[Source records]
::::::::
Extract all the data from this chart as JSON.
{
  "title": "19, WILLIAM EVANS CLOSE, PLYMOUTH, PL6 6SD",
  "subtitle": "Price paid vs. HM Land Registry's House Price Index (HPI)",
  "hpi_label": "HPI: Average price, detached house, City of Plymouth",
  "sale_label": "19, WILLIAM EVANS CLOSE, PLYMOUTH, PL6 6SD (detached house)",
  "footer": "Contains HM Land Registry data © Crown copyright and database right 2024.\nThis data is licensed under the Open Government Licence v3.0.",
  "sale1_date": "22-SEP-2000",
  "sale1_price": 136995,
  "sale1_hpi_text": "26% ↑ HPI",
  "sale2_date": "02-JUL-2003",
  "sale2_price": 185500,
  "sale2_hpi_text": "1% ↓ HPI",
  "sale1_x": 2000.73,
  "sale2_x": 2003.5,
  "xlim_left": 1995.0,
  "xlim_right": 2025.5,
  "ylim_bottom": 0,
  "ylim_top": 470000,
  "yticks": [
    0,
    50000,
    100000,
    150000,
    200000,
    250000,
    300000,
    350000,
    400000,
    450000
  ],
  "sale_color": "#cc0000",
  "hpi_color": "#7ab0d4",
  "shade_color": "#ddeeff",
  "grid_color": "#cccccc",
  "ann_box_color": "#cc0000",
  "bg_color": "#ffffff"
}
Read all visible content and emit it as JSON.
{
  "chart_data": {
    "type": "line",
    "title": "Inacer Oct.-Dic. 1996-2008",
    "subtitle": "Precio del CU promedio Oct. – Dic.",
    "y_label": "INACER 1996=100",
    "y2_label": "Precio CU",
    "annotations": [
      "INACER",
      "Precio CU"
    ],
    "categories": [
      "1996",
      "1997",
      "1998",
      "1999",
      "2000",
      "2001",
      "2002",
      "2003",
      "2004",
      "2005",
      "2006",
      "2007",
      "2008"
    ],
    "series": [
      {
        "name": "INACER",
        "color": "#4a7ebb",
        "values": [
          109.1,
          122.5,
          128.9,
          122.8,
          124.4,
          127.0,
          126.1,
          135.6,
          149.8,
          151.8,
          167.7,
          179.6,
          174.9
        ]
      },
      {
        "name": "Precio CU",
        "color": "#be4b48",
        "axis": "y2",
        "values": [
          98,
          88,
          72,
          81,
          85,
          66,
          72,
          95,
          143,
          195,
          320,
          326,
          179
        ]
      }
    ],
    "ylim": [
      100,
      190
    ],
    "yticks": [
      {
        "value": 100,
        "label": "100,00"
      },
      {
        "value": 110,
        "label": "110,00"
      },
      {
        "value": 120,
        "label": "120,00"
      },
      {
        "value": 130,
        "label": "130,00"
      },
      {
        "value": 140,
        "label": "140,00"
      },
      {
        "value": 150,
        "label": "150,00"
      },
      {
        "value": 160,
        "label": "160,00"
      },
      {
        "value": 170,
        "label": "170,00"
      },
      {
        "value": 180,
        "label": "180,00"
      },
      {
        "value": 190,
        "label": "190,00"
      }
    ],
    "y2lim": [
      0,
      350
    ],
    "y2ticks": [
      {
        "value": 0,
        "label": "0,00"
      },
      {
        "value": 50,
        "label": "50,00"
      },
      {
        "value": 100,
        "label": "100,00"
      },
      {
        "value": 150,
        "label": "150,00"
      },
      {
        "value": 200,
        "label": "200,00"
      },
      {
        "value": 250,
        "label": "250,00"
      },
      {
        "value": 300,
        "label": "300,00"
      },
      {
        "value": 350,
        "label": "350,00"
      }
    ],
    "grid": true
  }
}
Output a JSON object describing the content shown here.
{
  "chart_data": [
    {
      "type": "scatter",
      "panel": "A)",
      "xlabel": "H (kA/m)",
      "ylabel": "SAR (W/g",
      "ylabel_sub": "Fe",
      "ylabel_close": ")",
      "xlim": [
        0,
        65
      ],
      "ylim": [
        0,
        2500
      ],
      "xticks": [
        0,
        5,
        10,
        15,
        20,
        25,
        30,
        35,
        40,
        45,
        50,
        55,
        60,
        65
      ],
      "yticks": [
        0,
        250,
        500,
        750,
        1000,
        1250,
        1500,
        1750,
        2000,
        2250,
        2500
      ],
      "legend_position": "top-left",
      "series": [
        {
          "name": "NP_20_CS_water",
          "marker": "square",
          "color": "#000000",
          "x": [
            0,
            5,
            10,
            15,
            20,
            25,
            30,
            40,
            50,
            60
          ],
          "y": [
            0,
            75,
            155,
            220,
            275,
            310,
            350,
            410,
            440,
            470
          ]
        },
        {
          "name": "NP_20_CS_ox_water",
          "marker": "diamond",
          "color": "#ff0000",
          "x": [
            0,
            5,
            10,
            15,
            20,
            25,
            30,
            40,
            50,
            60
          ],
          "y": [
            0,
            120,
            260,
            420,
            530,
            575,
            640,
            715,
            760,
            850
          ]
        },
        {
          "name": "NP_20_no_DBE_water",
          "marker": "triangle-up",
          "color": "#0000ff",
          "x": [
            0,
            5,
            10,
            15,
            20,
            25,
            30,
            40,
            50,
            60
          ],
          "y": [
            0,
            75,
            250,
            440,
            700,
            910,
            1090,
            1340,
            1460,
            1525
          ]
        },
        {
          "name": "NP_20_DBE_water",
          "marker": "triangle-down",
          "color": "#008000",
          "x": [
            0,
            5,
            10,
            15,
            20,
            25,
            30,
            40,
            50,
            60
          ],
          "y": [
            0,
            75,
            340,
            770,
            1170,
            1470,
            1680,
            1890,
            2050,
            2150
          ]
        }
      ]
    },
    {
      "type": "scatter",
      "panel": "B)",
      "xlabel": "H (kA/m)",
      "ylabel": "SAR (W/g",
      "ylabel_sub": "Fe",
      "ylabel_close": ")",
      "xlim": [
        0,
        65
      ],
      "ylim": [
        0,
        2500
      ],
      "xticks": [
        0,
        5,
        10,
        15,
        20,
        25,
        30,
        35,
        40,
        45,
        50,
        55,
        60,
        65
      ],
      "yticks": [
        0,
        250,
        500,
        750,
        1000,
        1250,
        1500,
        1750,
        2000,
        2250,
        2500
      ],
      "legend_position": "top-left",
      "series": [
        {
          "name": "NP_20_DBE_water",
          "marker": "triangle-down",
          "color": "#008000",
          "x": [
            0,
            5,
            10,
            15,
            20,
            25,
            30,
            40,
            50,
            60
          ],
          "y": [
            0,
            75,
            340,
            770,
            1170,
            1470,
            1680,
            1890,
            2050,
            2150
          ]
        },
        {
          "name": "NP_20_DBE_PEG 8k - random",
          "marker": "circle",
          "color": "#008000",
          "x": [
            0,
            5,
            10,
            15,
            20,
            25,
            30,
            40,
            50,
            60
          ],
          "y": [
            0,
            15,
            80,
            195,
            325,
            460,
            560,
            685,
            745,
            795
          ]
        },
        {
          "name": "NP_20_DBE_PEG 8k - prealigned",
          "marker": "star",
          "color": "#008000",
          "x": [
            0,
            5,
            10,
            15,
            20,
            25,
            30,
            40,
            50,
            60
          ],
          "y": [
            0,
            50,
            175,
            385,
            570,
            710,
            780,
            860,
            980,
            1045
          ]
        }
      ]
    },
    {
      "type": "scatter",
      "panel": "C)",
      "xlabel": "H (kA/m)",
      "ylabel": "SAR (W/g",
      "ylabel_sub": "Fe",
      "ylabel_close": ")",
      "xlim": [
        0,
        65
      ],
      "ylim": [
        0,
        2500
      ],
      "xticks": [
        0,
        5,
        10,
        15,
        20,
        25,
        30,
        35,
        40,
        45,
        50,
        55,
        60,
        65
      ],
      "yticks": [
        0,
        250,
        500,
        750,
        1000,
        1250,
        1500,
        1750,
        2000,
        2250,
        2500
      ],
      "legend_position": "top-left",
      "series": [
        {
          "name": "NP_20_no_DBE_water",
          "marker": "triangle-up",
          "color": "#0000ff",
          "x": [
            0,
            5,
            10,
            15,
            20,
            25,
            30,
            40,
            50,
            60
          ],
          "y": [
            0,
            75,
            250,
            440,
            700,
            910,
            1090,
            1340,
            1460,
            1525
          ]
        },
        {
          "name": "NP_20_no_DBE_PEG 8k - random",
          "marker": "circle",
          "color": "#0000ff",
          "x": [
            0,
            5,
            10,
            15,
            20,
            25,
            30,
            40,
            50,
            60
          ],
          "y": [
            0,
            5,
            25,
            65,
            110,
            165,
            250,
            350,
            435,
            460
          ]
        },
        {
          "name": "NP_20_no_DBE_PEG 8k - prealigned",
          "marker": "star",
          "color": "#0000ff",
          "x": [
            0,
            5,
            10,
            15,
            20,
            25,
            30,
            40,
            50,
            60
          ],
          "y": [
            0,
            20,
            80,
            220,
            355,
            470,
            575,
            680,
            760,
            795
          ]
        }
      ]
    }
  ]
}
::::::::
Look over the listing above. Pick out and copy every line that includes "subtitle".

Response:
  "subtitle": "Price paid vs. HM Land Registry's House Price Index (HPI)",
    "subtitle": "Precio del CU promedio Oct. – Dic.",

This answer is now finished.